- **The task**: Sift the listing for lines that hold the string "text" and pull them out.

- **Dataset extract**:
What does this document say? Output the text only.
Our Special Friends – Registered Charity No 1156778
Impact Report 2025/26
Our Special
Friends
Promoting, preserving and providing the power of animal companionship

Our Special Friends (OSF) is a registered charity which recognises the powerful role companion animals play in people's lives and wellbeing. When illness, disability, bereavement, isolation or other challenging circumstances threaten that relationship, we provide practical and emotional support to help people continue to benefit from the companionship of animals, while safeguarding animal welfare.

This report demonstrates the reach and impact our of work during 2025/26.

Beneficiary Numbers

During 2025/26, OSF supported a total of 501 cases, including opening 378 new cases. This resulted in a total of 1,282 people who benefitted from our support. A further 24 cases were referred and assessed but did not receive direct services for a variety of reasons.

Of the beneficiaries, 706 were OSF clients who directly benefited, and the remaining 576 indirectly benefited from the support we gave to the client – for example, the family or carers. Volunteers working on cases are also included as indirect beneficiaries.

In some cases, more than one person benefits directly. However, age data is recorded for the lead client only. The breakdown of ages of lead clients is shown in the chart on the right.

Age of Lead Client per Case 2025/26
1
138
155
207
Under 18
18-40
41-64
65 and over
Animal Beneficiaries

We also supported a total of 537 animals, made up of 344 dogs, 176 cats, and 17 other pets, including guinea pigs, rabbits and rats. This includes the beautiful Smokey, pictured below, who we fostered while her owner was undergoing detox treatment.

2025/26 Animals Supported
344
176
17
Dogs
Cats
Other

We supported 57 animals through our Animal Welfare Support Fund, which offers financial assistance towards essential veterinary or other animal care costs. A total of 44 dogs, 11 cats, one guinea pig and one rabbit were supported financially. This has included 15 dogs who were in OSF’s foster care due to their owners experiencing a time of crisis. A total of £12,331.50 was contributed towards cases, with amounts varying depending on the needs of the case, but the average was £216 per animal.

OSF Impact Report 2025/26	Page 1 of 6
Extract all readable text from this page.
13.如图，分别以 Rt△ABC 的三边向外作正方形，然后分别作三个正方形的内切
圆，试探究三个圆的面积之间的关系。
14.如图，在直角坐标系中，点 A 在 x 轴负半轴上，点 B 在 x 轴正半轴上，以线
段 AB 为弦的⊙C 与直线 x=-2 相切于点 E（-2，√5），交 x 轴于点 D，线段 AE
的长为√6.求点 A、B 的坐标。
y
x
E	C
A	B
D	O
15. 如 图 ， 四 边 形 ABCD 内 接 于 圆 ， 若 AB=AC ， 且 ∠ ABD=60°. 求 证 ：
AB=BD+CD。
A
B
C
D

- **Worked answer**:
What does this document say? Output the text only.
Extract all readable text from this page.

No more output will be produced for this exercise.